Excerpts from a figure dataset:

━━━━━━━━━━━━━━━━

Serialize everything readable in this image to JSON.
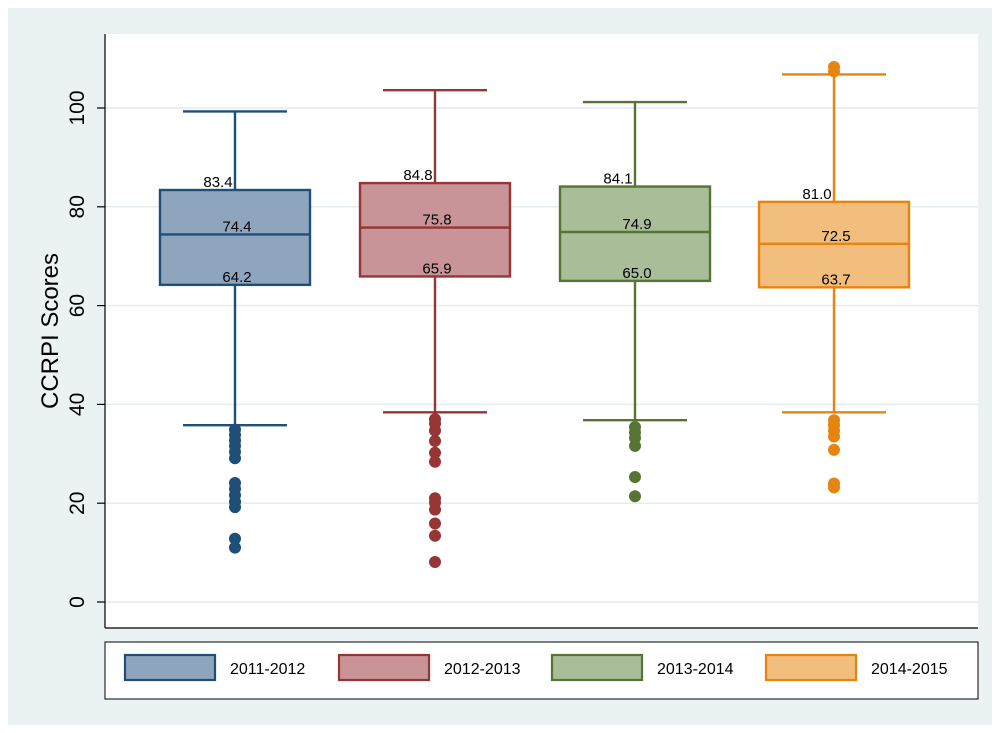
{
  "chart_data": {
    "type": "box",
    "title": "",
    "xlabel": "",
    "ylabel": "CCRPI Scores",
    "ylim": [
      0,
      112
    ],
    "yticks": [
      0,
      20,
      40,
      60,
      80,
      100
    ],
    "ytick_labels": [
      "0",
      "20",
      "40",
      "60",
      "80",
      "100"
    ],
    "grid": true,
    "legend_position": "bottom",
    "series": [
      {
        "name": "2011-2012",
        "color": "#1f4e79",
        "fill": "#8fa5bd",
        "q1": 64.2,
        "median": 74.4,
        "q3": 83.4,
        "whisker_low": 35.8,
        "whisker_high": 99.3,
        "q1_label": "64.2",
        "median_label": "74.4",
        "q3_label": "83.4",
        "outliers": [
          34.9,
          33.8,
          32.7,
          31.6,
          30.4,
          29.1,
          24.1,
          22.9,
          21.6,
          20.3,
          19.2,
          12.8,
          11.0
        ]
      },
      {
        "name": "2012-2013",
        "color": "#953535",
        "fill": "#c99497",
        "q1": 65.9,
        "median": 75.8,
        "q3": 84.8,
        "whisker_low": 38.4,
        "whisker_high": 103.6,
        "q1_label": "65.9",
        "median_label": "75.8",
        "q3_label": "84.8",
        "outliers": [
          37.0,
          36.1,
          34.7,
          32.6,
          30.2,
          28.4,
          21.0,
          20.1,
          18.7,
          15.9,
          13.4,
          8.1
        ]
      },
      {
        "name": "2013-2014",
        "color": "#567434",
        "fill": "#a9bd98",
        "q1": 65.0,
        "median": 74.9,
        "q3": 84.1,
        "whisker_low": 36.8,
        "whisker_high": 101.2,
        "q1_label": "65.0",
        "median_label": "74.9",
        "q3_label": "84.1",
        "outliers": [
          35.4,
          34.3,
          33.2,
          31.6,
          25.3,
          21.4
        ]
      },
      {
        "name": "2014-2015",
        "color": "#e6840f",
        "fill": "#f1be7e",
        "q1": 63.7,
        "median": 72.5,
        "q3": 81.0,
        "whisker_low": 38.4,
        "whisker_high": 106.8,
        "q1_label": "63.7",
        "median_label": "72.5",
        "q3_label": "81.0",
        "outliers": [
          108.3,
          107.4,
          36.8,
          35.8,
          34.7,
          33.5,
          30.8,
          24.0,
          23.2
        ]
      }
    ]
  }
}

━━━━━━━━━━━━━━━━

- _EXERCISE DIRECTIONS_
Write out the records above once more, word for word, with no pictures.

- _SOLUTION TO THE EXERCISE_
Serialize everything readable in this image to JSON.
{
  "chart_data": {
    "type": "box",
    "title": "",
    "xlabel": "",
    "ylabel": "CCRPI Scores",
    "ylim": [
      0,
      112
    ],
    "yticks": [
      0,
      20,
      40,
      60,
      80,
      100
    ],
    "ytick_labels": [
      "0",
      "20",
      "40",
      "60",
      "80",
      "100"
    ],
    "grid": true,
    "legend_position": "bottom",
    "series": [
      {
        "name": "2011-2012",
        "color": "#1f4e79",
        "fill": "#8fa5bd",
        "q1": 64.2,
        "median": 74.4,
        "q3": 83.4,
        "whisker_low": 35.8,
        "whisker_high": 99.3,
        "q1_label": "64.2",
        "median_label": "74.4",
        "q3_label": "83.4",
        "outliers": [
          34.9,
          33.8,
          32.7,
          31.6,
          30.4,
          29.1,
          24.1,
          22.9,
          21.6,
          20.3,
          19.2,
          12.8,
          11.0
        ]
      },
      {
        "name": "2012-2013",
        "color": "#953535",
        "fill": "#c99497",
        "q1": 65.9,
        "median": 75.8,
        "q3": 84.8,
        "whisker_low": 38.4,
        "whisker_high": 103.6,
        "q1_label": "65.9",
        "median_label": "75.8",
        "q3_label": "84.8",
        "outliers": [
          37.0,
          36.1,
          34.7,
          32.6,
          30.2,
          28.4,
          21.0,
          20.1,
          18.7,
          15.9,
          13.4,
          8.1
        ]
      },
      {
        "name": "2013-2014",
        "color": "#567434",
        "fill": "#a9bd98",
        "q1": 65.0,
        "median": 74.9,
        "q3": 84.1,
        "whisker_low": 36.8,
        "whisker_high": 101.2,
        "q1_label": "65.0",
        "median_label": "74.9",
        "q3_label": "84.1",
        "outliers": [
          35.4,
          34.3,
          33.2,
          31.6,
          25.3,
          21.4
        ]
      },
      {
        "name": "2014-2015",
        "color": "#e6840f",
        "fill": "#f1be7e",
        "q1": 63.7,
        "median": 72.5,
        "q3": 81.0,
        "whisker_low": 38.4,
        "whisker_high": 106.8,
        "q1_label": "63.7",
        "median_label": "72.5",
        "q3_label": "81.0",
        "outliers": [
          108.3,
          107.4,
          36.8,
          35.8,
          34.7,
          33.5,
          30.8,
          24.0,
          23.2
        ]
      }
    ]
  }
}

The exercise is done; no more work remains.